▶ **Task brief**:
List each line holding the string "your".
— START Given information —
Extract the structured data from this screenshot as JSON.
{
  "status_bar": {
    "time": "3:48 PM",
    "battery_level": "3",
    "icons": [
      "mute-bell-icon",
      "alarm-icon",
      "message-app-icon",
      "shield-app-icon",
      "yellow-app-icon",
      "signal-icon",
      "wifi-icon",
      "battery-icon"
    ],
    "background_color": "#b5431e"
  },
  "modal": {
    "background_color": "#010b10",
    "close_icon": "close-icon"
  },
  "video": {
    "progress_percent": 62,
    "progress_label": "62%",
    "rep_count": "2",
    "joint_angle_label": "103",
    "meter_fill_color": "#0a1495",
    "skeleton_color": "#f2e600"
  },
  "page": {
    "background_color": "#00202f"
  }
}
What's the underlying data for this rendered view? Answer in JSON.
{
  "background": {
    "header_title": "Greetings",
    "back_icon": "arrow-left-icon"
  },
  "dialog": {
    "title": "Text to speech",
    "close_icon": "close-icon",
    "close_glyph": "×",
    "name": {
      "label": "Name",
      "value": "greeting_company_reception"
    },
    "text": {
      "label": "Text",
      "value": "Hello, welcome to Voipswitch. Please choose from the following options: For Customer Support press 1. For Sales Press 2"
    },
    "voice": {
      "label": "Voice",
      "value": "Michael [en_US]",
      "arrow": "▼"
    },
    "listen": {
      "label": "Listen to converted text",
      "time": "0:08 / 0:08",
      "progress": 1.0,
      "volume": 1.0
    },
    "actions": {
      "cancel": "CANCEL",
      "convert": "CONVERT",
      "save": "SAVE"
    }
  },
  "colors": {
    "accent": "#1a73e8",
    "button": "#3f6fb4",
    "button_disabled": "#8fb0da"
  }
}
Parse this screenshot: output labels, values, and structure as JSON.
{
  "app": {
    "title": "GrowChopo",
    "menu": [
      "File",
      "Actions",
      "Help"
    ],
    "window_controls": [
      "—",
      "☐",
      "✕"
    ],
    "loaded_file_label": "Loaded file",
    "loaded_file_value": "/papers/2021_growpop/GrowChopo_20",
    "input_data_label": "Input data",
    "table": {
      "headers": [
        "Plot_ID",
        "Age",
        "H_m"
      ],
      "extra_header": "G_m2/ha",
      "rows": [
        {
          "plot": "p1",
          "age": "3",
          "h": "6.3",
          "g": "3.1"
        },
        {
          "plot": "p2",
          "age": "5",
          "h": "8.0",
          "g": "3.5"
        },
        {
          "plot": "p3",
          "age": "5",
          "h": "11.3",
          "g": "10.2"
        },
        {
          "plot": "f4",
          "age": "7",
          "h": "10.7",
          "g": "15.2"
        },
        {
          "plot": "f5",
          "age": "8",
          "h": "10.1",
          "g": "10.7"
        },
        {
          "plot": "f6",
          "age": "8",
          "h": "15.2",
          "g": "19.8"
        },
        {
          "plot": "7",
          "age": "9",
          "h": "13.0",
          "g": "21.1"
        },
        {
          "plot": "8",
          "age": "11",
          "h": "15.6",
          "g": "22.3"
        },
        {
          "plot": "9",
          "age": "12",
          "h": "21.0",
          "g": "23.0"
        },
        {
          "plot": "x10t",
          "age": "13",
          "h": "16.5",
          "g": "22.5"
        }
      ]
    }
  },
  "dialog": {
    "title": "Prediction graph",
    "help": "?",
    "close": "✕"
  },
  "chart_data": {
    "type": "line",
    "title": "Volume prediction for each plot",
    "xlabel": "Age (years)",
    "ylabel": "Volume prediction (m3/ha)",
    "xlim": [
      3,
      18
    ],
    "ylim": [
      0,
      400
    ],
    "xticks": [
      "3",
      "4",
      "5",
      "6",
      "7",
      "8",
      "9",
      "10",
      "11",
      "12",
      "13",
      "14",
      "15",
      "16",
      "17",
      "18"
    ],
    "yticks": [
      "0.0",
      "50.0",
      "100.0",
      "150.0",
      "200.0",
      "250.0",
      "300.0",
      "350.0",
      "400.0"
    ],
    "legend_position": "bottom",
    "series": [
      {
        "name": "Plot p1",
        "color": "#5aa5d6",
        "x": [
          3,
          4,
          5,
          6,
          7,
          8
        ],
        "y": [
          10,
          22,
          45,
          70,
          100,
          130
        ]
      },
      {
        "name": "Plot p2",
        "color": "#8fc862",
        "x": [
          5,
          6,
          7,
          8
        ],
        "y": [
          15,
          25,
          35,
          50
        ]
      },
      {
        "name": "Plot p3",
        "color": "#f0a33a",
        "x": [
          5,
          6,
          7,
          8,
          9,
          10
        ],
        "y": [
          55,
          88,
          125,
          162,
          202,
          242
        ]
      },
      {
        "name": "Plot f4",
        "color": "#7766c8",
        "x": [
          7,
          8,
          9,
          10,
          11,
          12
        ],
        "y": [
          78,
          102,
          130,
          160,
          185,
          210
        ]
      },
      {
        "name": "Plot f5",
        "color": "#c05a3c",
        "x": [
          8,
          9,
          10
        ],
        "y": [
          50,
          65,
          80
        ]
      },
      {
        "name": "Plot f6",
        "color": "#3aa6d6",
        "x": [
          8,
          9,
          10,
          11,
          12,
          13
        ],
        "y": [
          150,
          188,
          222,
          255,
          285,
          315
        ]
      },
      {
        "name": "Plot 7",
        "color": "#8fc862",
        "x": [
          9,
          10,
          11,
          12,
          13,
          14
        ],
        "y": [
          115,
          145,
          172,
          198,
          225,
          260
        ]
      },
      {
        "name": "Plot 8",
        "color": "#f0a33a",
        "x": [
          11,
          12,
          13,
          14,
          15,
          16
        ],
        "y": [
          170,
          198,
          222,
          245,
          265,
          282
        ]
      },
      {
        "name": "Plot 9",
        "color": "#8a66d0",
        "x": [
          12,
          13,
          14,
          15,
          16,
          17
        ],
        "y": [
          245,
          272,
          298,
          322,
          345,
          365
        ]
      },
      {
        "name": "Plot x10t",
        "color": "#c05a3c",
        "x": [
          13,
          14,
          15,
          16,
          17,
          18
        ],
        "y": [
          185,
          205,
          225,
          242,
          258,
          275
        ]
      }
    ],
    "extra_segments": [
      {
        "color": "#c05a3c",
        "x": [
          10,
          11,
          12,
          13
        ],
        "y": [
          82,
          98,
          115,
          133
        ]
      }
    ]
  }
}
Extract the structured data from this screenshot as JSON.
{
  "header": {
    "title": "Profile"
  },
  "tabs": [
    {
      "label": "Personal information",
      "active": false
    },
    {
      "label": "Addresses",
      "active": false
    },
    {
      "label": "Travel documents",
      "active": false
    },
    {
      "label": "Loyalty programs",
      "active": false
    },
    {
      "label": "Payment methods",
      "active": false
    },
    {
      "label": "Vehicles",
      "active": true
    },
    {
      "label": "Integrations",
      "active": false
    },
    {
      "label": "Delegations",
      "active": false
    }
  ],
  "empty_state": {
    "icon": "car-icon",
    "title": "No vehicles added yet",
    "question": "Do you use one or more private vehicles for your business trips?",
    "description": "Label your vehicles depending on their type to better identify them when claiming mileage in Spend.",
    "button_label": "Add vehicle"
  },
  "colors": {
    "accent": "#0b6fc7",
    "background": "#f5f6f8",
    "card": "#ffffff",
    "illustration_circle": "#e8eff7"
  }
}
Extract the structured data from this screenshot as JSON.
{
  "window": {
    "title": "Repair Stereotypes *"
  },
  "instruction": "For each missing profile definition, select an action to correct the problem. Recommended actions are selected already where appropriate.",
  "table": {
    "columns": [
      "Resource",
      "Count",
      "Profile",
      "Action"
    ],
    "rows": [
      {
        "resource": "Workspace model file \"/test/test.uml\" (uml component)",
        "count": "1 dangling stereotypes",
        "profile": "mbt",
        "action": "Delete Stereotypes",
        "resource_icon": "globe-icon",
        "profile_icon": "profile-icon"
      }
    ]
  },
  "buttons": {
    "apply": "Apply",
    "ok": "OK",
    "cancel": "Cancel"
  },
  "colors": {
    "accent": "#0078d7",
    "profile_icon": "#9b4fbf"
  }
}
— END Given information —
▶ **Full answer**:
    "question": "Do you use one or more private vehicles for your business trips?",
    "description": "Label your vehicles depending on their type to better identify them when claiming mileage in Spend.",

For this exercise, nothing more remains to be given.